* **Data excerpts**

------------------------------------------------------------------------

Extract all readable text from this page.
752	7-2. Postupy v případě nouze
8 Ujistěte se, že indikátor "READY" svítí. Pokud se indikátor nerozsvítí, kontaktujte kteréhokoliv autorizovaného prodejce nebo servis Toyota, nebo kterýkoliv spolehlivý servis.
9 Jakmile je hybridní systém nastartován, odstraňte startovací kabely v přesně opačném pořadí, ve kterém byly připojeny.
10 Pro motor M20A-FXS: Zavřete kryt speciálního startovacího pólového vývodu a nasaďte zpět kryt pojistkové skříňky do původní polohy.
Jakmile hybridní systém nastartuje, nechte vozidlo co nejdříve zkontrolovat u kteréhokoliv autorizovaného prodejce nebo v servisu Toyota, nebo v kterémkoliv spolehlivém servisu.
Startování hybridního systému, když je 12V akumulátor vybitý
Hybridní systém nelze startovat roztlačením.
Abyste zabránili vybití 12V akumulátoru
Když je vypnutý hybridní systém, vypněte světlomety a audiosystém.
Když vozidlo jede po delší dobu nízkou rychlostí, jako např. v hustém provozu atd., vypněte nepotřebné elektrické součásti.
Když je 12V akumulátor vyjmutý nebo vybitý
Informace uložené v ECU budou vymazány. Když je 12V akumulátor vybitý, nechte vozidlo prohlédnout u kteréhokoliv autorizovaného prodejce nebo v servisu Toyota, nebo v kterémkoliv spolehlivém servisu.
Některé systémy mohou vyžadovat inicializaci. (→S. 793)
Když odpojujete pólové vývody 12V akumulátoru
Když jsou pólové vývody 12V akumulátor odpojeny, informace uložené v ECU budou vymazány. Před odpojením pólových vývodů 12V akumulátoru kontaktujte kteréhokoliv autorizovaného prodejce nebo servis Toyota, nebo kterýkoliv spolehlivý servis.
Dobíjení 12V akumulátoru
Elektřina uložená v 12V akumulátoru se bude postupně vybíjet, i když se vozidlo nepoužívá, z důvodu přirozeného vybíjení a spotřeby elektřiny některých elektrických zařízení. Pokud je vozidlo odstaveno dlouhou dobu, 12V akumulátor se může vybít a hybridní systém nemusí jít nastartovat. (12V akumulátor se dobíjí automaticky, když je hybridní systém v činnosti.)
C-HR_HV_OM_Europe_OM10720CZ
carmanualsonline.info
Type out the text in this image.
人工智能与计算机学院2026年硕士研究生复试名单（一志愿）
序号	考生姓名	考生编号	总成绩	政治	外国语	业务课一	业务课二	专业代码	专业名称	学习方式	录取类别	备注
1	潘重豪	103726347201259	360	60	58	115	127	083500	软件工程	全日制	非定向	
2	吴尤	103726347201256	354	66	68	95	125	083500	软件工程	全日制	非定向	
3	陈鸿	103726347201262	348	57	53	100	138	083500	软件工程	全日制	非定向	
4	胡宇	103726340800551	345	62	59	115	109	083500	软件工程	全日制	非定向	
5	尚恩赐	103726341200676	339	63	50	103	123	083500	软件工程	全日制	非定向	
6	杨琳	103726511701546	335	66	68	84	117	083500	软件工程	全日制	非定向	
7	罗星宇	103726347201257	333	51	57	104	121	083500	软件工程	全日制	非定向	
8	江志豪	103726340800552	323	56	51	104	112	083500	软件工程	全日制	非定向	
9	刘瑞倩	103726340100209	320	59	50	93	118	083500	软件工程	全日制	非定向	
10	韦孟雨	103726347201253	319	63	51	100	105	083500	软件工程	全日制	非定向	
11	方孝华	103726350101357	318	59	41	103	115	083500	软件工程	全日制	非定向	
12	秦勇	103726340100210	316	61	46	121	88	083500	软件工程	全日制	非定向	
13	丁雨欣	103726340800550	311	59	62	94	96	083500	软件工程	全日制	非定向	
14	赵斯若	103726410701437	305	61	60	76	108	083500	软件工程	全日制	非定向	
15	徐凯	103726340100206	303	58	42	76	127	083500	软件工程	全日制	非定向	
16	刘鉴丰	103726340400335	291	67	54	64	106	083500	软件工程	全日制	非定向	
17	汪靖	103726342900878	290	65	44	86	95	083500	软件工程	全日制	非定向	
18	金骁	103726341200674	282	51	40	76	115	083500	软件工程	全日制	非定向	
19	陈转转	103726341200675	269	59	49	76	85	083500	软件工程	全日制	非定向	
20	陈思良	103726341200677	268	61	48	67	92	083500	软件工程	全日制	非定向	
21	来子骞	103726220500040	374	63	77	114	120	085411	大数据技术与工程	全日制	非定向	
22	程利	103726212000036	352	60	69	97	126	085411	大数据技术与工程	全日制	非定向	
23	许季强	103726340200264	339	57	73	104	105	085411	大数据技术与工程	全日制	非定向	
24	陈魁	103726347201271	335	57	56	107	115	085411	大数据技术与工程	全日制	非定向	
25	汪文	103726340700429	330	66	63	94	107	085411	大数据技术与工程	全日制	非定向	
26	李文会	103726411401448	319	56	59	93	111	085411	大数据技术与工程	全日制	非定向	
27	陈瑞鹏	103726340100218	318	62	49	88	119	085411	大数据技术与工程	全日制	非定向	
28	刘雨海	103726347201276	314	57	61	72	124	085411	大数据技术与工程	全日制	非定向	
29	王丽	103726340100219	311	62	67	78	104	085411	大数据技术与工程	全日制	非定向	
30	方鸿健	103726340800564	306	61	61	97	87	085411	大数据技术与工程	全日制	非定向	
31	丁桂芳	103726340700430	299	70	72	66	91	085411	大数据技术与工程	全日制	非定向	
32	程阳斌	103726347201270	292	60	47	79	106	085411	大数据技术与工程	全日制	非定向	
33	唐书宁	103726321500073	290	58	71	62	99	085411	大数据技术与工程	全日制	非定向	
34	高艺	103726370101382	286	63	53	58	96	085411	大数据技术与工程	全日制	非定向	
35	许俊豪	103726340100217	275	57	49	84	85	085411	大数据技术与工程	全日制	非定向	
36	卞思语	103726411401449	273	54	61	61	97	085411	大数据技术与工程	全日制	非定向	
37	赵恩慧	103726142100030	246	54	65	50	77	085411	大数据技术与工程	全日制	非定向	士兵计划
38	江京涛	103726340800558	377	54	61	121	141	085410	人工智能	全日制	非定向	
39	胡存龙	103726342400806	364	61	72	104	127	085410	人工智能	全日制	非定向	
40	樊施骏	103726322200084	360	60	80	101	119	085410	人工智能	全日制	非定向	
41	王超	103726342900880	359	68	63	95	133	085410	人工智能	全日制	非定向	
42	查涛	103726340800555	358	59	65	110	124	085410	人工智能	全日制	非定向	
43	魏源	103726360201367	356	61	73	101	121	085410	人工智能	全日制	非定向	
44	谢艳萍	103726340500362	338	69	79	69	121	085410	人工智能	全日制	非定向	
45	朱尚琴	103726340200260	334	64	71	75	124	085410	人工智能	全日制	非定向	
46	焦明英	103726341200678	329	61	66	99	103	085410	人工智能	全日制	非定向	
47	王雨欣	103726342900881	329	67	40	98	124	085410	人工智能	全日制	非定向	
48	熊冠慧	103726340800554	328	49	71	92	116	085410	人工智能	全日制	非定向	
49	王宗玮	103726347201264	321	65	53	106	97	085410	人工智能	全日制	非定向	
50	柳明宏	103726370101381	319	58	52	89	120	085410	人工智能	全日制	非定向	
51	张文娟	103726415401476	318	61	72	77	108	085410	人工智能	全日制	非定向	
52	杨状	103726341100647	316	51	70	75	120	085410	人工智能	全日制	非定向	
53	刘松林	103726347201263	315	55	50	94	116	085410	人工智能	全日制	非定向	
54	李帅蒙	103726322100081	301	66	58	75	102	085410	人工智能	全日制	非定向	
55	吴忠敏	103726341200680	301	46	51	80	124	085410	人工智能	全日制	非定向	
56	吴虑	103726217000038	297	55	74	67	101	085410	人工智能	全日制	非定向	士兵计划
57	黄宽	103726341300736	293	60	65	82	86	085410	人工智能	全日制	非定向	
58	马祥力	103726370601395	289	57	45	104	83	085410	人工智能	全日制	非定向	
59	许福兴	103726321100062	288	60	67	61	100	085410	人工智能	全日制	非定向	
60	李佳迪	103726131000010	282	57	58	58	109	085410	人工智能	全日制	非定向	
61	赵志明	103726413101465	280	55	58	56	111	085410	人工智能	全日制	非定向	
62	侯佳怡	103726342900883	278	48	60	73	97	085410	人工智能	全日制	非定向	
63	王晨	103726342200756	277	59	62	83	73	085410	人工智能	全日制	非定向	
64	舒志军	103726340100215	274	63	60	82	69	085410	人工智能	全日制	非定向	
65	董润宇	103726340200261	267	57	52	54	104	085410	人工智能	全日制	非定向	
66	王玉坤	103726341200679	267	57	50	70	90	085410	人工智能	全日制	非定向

------------------------------------------------------------------------

* **THE REQUEST**
From the data above, show each line that contains "vývody".

* **THE RESULT**
Když odpojujete pólové vývody 12V akumulátoru
Když jsou pólové vývody 12V akumulátor odpojeny, informace uložené v ECU budou vymazány. Před odpojením pólových vývodů 12V akumulátoru kontaktujte kteréhokoliv autorizovaného prodejce nebo servis Toyota, nebo kterýkoliv spolehlivý servis.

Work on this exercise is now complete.